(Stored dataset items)
"""

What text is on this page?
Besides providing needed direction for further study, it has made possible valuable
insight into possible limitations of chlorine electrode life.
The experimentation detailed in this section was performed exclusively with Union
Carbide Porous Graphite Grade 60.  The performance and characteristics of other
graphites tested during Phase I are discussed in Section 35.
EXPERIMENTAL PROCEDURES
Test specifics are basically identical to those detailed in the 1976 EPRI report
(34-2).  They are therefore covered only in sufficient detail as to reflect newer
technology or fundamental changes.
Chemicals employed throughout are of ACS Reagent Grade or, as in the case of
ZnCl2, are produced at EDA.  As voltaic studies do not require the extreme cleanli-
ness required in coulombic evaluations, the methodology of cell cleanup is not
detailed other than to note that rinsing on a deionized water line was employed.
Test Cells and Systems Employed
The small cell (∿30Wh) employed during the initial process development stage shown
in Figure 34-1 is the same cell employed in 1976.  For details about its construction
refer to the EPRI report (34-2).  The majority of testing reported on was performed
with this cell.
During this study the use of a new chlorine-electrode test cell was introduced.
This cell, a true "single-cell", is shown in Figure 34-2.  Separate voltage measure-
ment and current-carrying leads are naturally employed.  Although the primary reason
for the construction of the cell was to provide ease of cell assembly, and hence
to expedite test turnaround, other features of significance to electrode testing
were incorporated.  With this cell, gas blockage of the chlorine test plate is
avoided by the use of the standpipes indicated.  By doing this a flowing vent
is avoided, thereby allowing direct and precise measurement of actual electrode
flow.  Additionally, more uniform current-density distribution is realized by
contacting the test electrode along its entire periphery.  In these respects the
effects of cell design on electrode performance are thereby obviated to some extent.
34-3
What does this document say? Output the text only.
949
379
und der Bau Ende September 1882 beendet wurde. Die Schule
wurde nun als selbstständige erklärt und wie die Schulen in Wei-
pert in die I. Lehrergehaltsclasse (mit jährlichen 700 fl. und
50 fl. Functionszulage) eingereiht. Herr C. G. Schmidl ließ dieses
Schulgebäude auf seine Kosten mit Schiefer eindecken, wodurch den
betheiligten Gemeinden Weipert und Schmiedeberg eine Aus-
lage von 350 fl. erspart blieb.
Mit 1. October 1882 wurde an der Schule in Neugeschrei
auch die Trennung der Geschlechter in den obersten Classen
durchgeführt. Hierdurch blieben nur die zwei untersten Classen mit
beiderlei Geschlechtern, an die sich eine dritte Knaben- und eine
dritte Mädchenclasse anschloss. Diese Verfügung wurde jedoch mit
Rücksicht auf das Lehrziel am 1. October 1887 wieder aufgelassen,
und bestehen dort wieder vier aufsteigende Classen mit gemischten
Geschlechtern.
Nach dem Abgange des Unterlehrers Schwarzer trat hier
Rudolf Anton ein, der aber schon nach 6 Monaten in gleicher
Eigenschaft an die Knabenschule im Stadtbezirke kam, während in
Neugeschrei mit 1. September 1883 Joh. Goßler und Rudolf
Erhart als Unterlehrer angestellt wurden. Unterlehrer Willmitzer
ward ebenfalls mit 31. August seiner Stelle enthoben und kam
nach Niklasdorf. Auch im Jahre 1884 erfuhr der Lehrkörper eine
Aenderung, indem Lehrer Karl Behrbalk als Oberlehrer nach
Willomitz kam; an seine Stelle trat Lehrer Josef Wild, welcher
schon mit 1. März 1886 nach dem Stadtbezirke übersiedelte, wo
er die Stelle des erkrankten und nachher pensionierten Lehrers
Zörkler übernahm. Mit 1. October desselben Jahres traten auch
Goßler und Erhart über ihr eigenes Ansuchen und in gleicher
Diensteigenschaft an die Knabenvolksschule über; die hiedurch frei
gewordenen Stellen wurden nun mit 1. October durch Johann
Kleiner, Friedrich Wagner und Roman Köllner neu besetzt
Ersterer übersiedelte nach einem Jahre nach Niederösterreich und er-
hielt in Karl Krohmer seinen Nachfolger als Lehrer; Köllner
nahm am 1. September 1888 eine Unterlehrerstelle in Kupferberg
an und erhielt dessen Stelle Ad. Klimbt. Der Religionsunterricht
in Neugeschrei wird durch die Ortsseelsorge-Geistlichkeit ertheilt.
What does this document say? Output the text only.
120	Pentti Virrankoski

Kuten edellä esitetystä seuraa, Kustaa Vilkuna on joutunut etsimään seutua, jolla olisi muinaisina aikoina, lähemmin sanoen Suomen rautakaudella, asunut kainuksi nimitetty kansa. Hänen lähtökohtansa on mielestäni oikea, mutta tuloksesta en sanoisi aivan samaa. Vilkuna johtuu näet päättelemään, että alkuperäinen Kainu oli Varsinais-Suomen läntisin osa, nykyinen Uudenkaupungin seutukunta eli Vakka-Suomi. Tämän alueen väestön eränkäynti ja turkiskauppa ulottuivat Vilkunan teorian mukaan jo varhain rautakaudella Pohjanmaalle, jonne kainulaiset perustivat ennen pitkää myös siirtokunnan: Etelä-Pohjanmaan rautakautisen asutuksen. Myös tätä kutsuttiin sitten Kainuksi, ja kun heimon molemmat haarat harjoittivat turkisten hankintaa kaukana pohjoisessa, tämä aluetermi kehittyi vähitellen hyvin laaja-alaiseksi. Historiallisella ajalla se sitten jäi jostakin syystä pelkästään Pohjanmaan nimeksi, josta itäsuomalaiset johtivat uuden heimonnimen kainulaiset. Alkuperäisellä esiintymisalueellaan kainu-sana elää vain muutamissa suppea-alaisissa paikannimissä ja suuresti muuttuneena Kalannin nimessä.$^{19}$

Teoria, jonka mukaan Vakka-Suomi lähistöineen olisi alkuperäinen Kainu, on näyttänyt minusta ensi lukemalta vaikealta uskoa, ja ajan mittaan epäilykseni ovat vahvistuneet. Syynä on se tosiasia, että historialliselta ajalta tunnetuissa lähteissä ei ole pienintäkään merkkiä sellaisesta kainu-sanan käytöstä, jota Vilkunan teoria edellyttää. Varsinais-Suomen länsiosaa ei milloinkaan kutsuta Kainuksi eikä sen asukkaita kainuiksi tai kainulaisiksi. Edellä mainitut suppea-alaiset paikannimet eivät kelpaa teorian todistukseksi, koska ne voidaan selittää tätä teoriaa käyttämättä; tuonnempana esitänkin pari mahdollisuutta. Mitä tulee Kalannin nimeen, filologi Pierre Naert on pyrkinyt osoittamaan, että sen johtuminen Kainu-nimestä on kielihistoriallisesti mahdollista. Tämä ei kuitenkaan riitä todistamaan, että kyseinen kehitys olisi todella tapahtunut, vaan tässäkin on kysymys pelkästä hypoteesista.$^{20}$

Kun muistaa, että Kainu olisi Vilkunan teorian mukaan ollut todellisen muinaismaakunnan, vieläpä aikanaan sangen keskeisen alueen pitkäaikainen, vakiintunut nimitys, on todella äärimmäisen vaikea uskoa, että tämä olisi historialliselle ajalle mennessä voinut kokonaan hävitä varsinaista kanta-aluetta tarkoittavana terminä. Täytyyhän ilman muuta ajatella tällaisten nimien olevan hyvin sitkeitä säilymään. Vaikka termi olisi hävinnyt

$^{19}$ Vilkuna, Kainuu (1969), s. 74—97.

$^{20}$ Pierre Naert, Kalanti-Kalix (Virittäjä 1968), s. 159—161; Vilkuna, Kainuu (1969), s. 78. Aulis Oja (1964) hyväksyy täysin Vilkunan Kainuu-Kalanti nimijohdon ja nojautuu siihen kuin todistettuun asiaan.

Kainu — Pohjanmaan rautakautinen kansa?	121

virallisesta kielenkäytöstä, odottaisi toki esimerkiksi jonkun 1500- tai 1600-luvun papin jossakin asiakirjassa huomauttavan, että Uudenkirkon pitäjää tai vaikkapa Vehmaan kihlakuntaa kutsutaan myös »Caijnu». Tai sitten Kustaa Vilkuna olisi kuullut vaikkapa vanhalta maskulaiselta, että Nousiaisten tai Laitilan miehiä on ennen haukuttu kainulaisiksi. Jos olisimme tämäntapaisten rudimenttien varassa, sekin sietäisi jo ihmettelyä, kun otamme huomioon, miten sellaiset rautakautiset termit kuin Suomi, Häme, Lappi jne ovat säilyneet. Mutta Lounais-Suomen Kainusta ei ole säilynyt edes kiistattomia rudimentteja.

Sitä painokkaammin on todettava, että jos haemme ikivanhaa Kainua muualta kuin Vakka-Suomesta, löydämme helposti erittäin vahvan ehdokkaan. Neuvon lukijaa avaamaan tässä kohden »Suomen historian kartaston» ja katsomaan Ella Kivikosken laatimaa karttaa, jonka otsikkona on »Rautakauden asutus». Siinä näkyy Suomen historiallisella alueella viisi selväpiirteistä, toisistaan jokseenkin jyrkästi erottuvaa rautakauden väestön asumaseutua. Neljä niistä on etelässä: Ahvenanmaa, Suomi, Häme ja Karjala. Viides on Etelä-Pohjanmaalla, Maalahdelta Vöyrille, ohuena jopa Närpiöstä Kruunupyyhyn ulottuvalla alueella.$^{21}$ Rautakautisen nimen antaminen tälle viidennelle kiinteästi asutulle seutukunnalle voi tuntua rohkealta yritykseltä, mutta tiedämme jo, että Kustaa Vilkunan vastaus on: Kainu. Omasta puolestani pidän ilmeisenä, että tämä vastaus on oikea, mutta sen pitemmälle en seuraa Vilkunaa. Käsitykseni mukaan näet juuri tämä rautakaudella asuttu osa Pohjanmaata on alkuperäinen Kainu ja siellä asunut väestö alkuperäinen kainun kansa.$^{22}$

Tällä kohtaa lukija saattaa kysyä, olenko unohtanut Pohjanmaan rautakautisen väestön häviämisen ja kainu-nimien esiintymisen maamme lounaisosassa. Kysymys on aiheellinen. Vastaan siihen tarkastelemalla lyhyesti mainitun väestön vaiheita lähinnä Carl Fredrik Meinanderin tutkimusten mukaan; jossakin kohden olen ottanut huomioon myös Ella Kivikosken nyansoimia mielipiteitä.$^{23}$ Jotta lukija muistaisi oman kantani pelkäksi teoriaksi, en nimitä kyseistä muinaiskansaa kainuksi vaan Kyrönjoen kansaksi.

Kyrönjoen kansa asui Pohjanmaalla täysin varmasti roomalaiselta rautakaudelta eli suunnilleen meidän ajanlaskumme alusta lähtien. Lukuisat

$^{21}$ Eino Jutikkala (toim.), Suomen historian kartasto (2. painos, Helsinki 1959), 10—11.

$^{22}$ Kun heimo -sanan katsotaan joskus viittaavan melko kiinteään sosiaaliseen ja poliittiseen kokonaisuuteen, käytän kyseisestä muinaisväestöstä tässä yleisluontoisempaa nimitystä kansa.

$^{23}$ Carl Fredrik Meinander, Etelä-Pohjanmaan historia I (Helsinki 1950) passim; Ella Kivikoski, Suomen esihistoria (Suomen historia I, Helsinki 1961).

"""

- REQUIRED WORK: Locate and copy each line in the data above that includes the word "Geschlechtern".

- SOLUTION FOR THIS EXERCISE:
beiderlei Geschlechtern, an die sich eine dritte Knaben- und eine
Geschlechtern.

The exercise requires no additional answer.